▶ [DATA SUPPLIED]:
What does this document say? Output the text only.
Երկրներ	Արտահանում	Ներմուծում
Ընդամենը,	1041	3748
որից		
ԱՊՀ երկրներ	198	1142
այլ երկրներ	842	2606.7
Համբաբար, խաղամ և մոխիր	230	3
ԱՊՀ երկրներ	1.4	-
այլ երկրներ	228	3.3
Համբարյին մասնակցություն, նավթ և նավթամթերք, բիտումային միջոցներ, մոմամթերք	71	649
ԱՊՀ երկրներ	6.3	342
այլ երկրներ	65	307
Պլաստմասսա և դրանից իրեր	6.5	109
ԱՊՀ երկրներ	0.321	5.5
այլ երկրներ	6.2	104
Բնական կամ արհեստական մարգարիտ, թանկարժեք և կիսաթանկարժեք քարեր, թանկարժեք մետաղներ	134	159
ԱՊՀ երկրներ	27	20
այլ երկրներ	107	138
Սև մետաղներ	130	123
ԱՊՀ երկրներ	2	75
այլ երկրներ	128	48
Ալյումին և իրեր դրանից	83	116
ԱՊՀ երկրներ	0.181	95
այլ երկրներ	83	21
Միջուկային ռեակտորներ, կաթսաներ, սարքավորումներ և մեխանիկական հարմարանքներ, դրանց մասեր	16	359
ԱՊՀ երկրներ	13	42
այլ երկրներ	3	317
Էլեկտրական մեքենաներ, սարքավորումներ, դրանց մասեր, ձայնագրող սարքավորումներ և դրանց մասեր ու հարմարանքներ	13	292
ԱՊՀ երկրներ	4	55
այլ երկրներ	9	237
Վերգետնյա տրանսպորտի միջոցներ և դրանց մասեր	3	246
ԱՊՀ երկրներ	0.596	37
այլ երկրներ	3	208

▶ [SET PROBLEM]: Without omitting anything, output the entries exactly.

▶ [COMPLETE ANSWER]:
What does this document say? Output the text only.
Երկրներ	Արտահանում	Ներմուծում
Ընդամենը,	1041	3748
որից		
ԱՊՀ երկրներ	198	1142
այլ երկրներ	842	2606.7
Համբաբար, խաղամ և մոխիր	230	3
ԱՊՀ երկրներ	1.4	-
այլ երկրներ	228	3.3
Համբարյին մասնակցություն, նավթ և նավթամթերք, բիտումային միջոցներ, մոմամթերք	71	649
ԱՊՀ երկրներ	6.3	342
այլ երկրներ	65	307
Պլաստմասսա և դրանից իրեր	6.5	109
ԱՊՀ երկրներ	0.321	5.5
այլ երկրներ	6.2	104
Բնական կամ արհեստական մարգարիտ, թանկարժեք և կիսաթանկարժեք քարեր, թանկարժեք մետաղներ	134	159
ԱՊՀ երկրներ	27	20
այլ երկրներ	107	138
Սև մետաղներ	130	123
ԱՊՀ երկրներ	2	75
այլ երկրներ	128	48
Ալյումին և իրեր դրանից	83	116
ԱՊՀ երկրներ	0.181	95
այլ երկրներ	83	21
Միջուկային ռեակտորներ, կաթսաներ, սարքավորումներ և մեխանիկական հարմարանքներ, դրանց մասեր	16	359
ԱՊՀ երկրներ	13	42
այլ երկրներ	3	317
Էլեկտրական մեքենաներ, սարքավորումներ, դրանց մասեր, ձայնագրող սարքավորումներ և դրանց մասեր ու հարմարանքներ	13	292
ԱՊՀ երկրներ	4	55
այլ երկրներ	9	237
Վերգետնյա տրանսպորտի միջոցներ և դրանց մասեր	3	246
ԱՊՀ երկրներ	0.596	37
այլ երկրներ	3	208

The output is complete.